#### Items:
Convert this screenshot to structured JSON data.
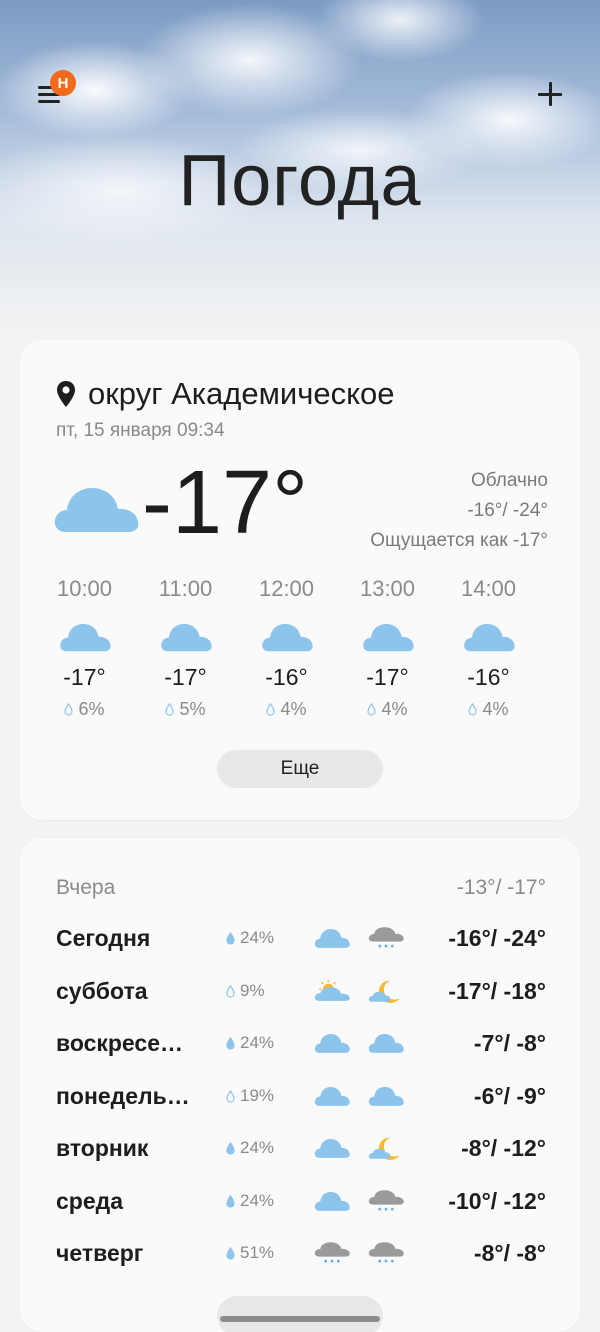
{
  "header": {
    "title": "Погода",
    "badge": "Н"
  },
  "current": {
    "location": "округ Академическое",
    "datetime": "пт, 15 января 09:34",
    "temperature": "-17°",
    "condition": "Облачно",
    "high_low": "-16°/ -24°",
    "feels_like": "Ощущается как -17°",
    "icon": "cloud-icon"
  },
  "hourly": [
    {
      "time": "10:00",
      "temp": "-17°",
      "precip": "6%",
      "icon": "cloud-icon"
    },
    {
      "time": "11:00",
      "temp": "-17°",
      "precip": "5%",
      "icon": "cloud-icon"
    },
    {
      "time": "12:00",
      "temp": "-16°",
      "precip": "4%",
      "icon": "cloud-icon"
    },
    {
      "time": "13:00",
      "temp": "-17°",
      "precip": "4%",
      "icon": "cloud-icon"
    },
    {
      "time": "14:00",
      "temp": "-16°",
      "precip": "4%",
      "icon": "cloud-icon"
    }
  ],
  "more_label": "Еще",
  "yesterday": {
    "label": "Вчера",
    "temps": "-13°/ -17°"
  },
  "daily": [
    {
      "day": "Сегодня",
      "precip": "24%",
      "day_icon": "cloud-icon",
      "night_icon": "snow-cloud-icon",
      "temps": "-16°/ -24°"
    },
    {
      "day": "суббота",
      "precip": "9%",
      "day_icon": "sun-cloud-icon",
      "night_icon": "moon-cloud-icon",
      "temps": "-17°/ -18°"
    },
    {
      "day": "воскресе…",
      "precip": "24%",
      "day_icon": "cloud-icon",
      "night_icon": "cloud-icon",
      "temps": "-7°/ -8°"
    },
    {
      "day": "понедель…",
      "precip": "19%",
      "day_icon": "cloud-icon",
      "night_icon": "cloud-icon",
      "temps": "-6°/ -9°"
    },
    {
      "day": "вторник",
      "precip": "24%",
      "day_icon": "cloud-icon",
      "night_icon": "moon-cloud-icon",
      "temps": "-8°/ -12°"
    },
    {
      "day": "среда",
      "precip": "24%",
      "day_icon": "cloud-icon",
      "night_icon": "snow-cloud-icon",
      "temps": "-10°/ -12°"
    },
    {
      "day": "четверг",
      "precip": "51%",
      "day_icon": "snow-cloud-icon",
      "night_icon": "snow-cloud-icon",
      "temps": "-8°/ -8°"
    }
  ],
  "colors": {
    "cloud": "#8cc4ec",
    "badge": "#f26a1b",
    "muted_text": "#8a8a8a",
    "card_bg": "#fafafa"
  }
}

#### What you need to do:
Repeat the listing above exactly, with no pictures.

#### Task answer:
Convert this screenshot to structured JSON data.
{
  "header": {
    "title": "Погода",
    "badge": "Н"
  },
  "current": {
    "location": "округ Академическое",
    "datetime": "пт, 15 января 09:34",
    "temperature": "-17°",
    "condition": "Облачно",
    "high_low": "-16°/ -24°",
    "feels_like": "Ощущается как -17°",
    "icon": "cloud-icon"
  },
  "hourly": [
    {
      "time": "10:00",
      "temp": "-17°",
      "precip": "6%",
      "icon": "cloud-icon"
    },
    {
      "time": "11:00",
      "temp": "-17°",
      "precip": "5%",
      "icon": "cloud-icon"
    },
    {
      "time": "12:00",
      "temp": "-16°",
      "precip": "4%",
      "icon": "cloud-icon"
    },
    {
      "time": "13:00",
      "temp": "-17°",
      "precip": "4%",
      "icon": "cloud-icon"
    },
    {
      "time": "14:00",
      "temp": "-16°",
      "precip": "4%",
      "icon": "cloud-icon"
    }
  ],
  "more_label": "Еще",
  "yesterday": {
    "label": "Вчера",
    "temps": "-13°/ -17°"
  },
  "daily": [
    {
      "day": "Сегодня",
      "precip": "24%",
      "day_icon": "cloud-icon",
      "night_icon": "snow-cloud-icon",
      "temps": "-16°/ -24°"
    },
    {
      "day": "суббота",
      "precip": "9%",
      "day_icon": "sun-cloud-icon",
      "night_icon": "moon-cloud-icon",
      "temps": "-17°/ -18°"
    },
    {
      "day": "воскресе…",
      "precip": "24%",
      "day_icon": "cloud-icon",
      "night_icon": "cloud-icon",
      "temps": "-7°/ -8°"
    },
    {
      "day": "понедель…",
      "precip": "19%",
      "day_icon": "cloud-icon",
      "night_icon": "cloud-icon",
      "temps": "-6°/ -9°"
    },
    {
      "day": "вторник",
      "precip": "24%",
      "day_icon": "cloud-icon",
      "night_icon": "moon-cloud-icon",
      "temps": "-8°/ -12°"
    },
    {
      "day": "среда",
      "precip": "24%",
      "day_icon": "cloud-icon",
      "night_icon": "snow-cloud-icon",
      "temps": "-10°/ -12°"
    },
    {
      "day": "четверг",
      "precip": "51%",
      "day_icon": "snow-cloud-icon",
      "night_icon": "snow-cloud-icon",
      "temps": "-8°/ -8°"
    }
  ],
  "colors": {
    "cloud": "#8cc4ec",
    "badge": "#f26a1b",
    "muted_text": "#8a8a8a",
    "card_bg": "#fafafa"
  }
}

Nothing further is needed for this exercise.